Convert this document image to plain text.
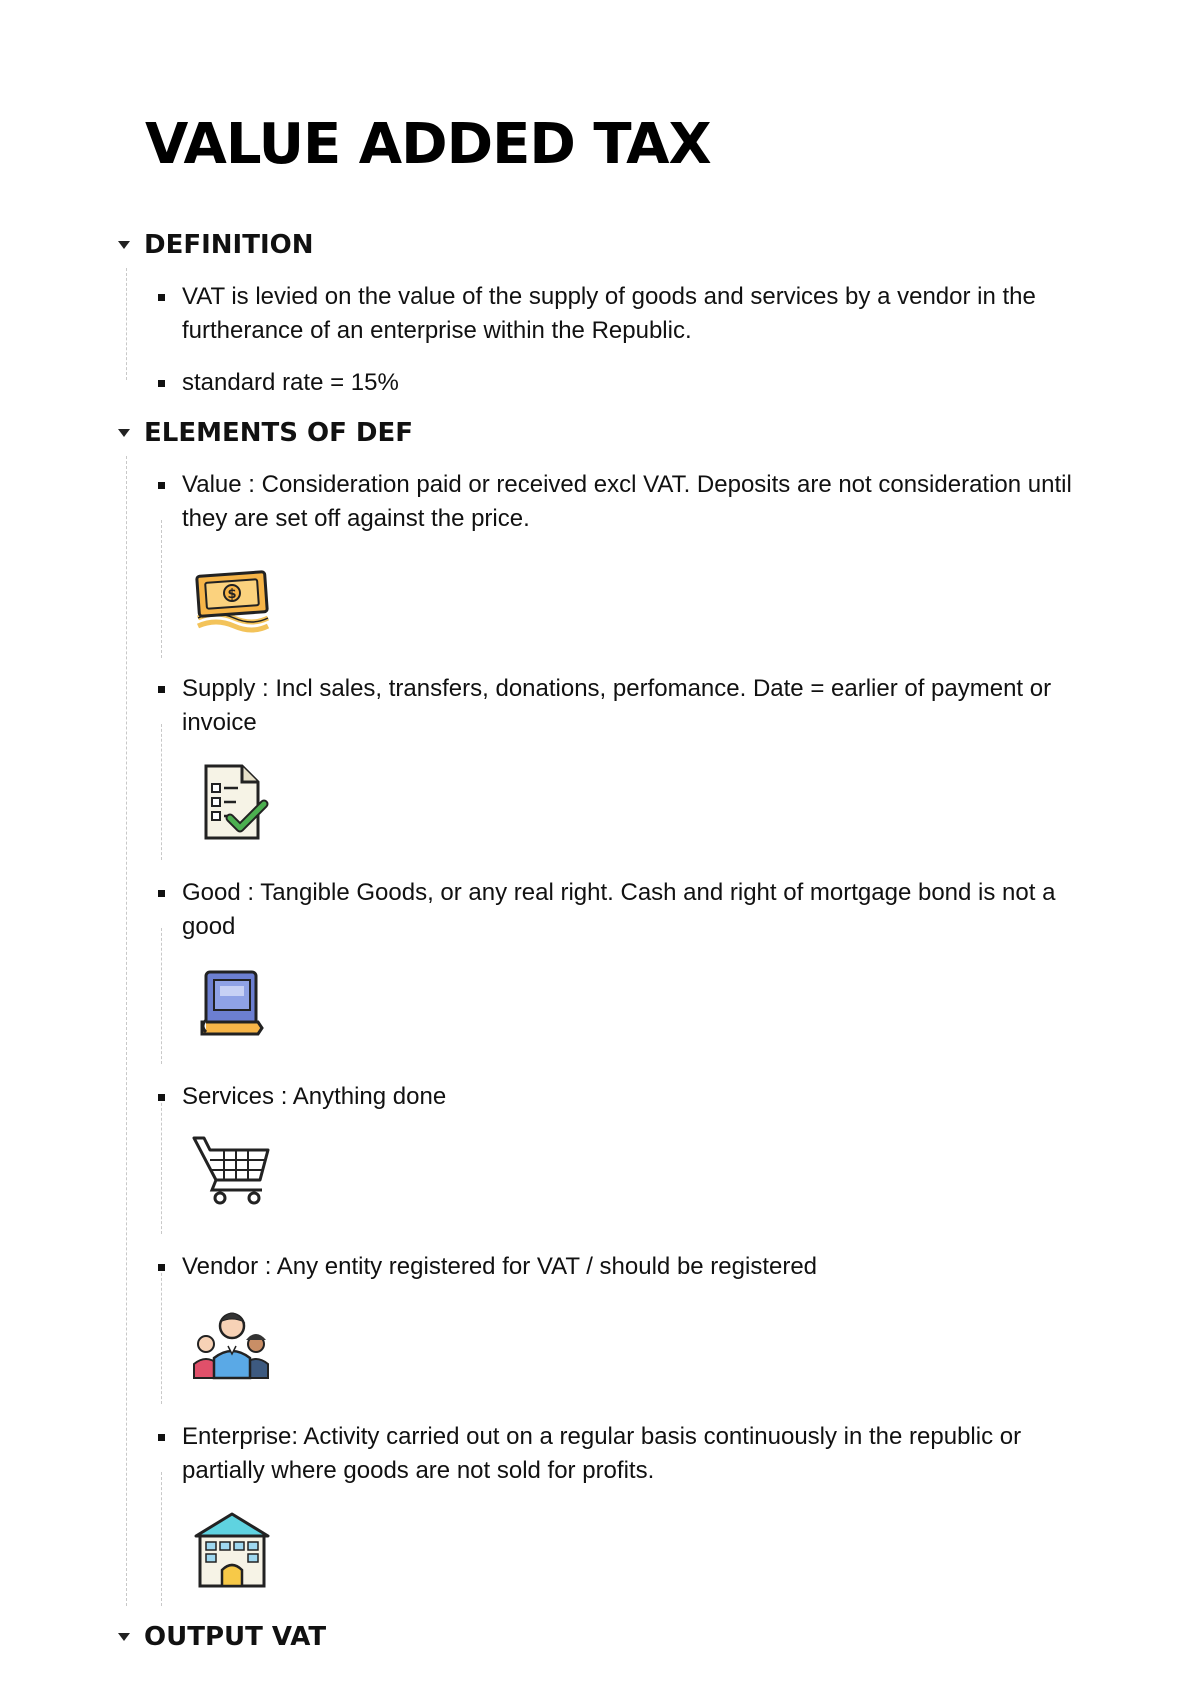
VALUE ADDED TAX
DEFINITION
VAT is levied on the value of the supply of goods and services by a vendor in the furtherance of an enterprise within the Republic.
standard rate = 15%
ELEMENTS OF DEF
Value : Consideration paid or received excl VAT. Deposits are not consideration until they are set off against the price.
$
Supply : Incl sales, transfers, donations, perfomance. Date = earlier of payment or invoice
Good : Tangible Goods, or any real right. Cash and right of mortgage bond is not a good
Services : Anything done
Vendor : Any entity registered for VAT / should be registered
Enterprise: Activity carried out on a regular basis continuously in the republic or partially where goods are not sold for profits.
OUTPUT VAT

• Aim of the task
Exactly as written, return every line of the listing, but not the pictures.

• Completed task
Convert this document image to plain text.
VALUE ADDED TAX
DEFINITION
VAT is levied on the value of the supply of goods and services by a vendor in the furtherance of an enterprise within the Republic.
standard rate = 15%
ELEMENTS OF DEF
Value : Consideration paid or received excl VAT. Deposits are not consideration until they are set off against the price.
$
Supply : Incl sales, transfers, donations, perfomance. Date = earlier of payment or invoice
Good : Tangible Goods, or any real right. Cash and right of mortgage bond is not a good
Services : Anything done
Vendor : Any entity registered for VAT / should be registered
Enterprise: Activity carried out on a regular basis continuously in the republic or partially where goods are not sold for profits.
OUTPUT VAT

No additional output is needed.